Dataset items
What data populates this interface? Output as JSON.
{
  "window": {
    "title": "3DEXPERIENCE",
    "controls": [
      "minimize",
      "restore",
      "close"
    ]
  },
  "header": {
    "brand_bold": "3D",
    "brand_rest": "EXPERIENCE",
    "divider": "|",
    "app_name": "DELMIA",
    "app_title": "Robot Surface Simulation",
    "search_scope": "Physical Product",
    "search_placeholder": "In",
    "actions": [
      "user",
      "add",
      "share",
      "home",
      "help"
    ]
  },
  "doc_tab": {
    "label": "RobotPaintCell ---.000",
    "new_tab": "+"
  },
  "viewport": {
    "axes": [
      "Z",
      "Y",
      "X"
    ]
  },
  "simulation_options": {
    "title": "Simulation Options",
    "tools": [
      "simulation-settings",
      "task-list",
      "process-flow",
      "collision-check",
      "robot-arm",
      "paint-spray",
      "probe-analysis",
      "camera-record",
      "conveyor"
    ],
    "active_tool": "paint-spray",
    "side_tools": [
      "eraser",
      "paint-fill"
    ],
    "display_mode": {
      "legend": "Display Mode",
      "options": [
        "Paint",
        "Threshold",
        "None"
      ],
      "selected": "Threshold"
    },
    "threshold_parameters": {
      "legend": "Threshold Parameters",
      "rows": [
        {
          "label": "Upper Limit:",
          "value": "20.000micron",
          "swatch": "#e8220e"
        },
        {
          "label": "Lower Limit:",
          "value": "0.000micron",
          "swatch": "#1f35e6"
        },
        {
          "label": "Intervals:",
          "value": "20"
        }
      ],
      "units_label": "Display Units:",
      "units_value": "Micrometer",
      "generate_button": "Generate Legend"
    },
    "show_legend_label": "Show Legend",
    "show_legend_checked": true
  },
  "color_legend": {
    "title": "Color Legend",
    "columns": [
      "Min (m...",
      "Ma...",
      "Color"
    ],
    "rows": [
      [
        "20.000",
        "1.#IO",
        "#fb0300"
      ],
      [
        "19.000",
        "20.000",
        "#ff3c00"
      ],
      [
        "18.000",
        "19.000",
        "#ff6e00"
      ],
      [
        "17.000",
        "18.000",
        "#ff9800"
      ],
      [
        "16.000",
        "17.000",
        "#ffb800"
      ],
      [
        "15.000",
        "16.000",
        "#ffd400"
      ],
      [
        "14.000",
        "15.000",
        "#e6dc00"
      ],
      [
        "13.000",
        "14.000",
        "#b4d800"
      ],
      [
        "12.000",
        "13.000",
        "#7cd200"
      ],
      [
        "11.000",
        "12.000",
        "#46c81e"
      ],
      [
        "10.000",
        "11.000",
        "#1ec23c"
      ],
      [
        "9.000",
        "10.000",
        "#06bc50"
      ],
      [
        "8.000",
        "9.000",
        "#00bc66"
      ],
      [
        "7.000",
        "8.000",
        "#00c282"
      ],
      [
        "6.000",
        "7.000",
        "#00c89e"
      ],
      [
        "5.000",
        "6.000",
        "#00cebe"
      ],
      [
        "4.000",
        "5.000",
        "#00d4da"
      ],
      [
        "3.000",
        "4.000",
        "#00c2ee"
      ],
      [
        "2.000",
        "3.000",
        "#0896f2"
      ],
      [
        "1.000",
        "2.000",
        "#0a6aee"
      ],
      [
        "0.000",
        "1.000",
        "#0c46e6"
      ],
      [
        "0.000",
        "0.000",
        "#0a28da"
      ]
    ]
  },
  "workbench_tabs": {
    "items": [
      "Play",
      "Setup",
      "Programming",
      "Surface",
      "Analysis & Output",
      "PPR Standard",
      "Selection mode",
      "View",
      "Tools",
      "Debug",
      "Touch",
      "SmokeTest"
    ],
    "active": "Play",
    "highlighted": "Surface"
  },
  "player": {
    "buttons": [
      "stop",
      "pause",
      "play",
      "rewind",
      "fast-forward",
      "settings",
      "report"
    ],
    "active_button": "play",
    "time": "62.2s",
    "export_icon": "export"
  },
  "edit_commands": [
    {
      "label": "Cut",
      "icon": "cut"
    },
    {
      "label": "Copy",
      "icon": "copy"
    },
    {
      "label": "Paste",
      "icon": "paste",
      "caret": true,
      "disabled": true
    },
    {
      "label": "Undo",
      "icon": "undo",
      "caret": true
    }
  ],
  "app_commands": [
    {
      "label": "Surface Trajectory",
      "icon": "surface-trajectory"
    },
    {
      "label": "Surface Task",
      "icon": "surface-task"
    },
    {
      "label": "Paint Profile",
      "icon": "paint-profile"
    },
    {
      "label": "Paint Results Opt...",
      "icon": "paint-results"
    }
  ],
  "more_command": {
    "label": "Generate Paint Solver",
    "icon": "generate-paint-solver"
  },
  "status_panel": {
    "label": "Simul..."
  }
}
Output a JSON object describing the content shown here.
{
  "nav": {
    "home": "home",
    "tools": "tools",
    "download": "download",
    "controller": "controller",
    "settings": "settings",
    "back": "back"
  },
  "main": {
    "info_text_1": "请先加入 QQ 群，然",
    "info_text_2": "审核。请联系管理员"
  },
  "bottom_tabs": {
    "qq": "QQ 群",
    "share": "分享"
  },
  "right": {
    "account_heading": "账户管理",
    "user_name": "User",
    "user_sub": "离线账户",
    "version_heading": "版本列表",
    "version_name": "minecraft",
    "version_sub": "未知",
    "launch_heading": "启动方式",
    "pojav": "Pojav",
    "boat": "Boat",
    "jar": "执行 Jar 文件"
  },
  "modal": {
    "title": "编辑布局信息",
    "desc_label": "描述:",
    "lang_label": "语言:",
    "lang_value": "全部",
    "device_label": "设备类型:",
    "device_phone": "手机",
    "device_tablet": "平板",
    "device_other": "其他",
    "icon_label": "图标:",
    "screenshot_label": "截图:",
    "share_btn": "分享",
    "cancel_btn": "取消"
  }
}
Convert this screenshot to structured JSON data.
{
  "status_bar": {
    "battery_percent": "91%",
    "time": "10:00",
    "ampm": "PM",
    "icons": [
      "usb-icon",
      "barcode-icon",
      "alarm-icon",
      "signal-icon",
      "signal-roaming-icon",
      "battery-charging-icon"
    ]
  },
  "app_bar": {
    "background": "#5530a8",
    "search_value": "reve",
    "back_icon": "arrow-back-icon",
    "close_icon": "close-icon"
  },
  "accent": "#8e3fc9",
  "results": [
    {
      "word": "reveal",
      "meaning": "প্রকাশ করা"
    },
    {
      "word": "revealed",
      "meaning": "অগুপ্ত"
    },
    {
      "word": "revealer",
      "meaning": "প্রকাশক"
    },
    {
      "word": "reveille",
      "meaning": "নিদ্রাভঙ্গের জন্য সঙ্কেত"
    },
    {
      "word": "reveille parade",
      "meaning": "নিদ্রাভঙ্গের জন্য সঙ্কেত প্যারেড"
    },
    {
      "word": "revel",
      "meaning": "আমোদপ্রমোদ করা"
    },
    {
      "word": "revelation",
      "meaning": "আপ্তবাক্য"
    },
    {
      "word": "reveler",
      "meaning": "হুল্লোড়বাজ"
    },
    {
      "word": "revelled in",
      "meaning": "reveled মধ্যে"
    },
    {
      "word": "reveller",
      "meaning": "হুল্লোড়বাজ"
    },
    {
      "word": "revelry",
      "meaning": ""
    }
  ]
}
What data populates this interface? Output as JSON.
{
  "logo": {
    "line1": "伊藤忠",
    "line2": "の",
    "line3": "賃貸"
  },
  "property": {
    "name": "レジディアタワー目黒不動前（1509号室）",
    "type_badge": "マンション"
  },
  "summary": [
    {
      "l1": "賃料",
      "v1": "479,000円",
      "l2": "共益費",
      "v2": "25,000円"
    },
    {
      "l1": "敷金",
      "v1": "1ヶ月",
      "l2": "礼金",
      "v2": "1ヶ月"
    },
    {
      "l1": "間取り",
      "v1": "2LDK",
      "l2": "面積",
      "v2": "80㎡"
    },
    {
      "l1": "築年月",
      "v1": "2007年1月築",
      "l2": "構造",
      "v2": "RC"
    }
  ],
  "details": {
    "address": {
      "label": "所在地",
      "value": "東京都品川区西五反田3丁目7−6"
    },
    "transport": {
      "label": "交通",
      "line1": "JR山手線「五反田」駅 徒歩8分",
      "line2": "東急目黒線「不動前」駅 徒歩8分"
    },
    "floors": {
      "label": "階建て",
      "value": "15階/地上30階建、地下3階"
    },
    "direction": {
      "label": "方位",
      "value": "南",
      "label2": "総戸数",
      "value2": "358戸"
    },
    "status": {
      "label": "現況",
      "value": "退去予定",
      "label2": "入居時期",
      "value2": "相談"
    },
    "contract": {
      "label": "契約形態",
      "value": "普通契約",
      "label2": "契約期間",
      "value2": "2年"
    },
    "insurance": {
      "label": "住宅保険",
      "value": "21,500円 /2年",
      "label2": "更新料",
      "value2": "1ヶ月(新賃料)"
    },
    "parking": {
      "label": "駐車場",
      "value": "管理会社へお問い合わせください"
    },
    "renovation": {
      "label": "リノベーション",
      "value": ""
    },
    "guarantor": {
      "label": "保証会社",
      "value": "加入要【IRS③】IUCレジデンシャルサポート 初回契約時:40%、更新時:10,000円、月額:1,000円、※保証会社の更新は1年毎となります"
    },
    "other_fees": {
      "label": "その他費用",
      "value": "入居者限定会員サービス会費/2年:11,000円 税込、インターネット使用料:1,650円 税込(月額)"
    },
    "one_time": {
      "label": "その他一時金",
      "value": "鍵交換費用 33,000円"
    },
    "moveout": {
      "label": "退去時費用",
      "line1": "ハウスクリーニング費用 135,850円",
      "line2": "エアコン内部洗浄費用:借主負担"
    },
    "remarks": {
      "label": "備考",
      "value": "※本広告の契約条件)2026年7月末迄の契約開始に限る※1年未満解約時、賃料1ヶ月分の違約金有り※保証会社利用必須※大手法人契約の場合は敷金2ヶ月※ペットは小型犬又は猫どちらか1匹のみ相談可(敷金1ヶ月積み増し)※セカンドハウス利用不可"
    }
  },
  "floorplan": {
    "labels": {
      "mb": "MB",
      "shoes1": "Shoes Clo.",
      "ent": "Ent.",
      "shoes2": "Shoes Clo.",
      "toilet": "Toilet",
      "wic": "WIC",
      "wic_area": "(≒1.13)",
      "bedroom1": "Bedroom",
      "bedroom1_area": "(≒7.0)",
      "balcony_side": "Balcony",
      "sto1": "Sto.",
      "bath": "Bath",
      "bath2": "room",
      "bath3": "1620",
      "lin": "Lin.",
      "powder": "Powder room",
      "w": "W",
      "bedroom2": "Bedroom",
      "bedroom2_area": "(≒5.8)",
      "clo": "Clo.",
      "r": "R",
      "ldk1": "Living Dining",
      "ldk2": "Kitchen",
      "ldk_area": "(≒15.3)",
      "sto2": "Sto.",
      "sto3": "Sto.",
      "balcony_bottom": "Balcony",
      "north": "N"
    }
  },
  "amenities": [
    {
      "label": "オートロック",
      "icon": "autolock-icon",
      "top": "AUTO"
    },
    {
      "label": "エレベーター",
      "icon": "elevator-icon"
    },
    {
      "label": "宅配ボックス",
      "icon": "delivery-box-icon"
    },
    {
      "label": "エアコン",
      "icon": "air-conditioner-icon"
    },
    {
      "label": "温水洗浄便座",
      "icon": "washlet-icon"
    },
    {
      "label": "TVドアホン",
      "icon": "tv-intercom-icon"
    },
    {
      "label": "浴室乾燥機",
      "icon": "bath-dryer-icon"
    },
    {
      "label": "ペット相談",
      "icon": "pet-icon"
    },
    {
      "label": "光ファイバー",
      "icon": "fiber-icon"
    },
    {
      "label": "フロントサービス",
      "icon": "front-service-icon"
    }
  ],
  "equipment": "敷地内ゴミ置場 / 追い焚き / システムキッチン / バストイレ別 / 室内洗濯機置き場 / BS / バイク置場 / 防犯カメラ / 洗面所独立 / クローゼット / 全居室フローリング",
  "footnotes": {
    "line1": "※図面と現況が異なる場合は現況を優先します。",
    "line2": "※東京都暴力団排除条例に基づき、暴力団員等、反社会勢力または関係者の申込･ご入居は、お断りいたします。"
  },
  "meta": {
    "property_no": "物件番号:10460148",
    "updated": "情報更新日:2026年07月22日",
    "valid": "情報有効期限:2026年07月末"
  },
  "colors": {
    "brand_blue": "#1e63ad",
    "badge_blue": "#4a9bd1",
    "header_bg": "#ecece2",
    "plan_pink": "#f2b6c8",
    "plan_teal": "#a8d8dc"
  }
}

§ Short exercise
Read the lines above. Gather those in which the string "word" is found.

§ Complete answer
      "word": "reveal",
      "word": "revealed",
      "word": "revealer",
      "word": "reveille",
      "word": "reveille parade",
      "word": "revel",
      "word": "revelation",
      "word": "reveler",
      "word": "revelled in",
      "word": "reveller",
      "word": "revelry",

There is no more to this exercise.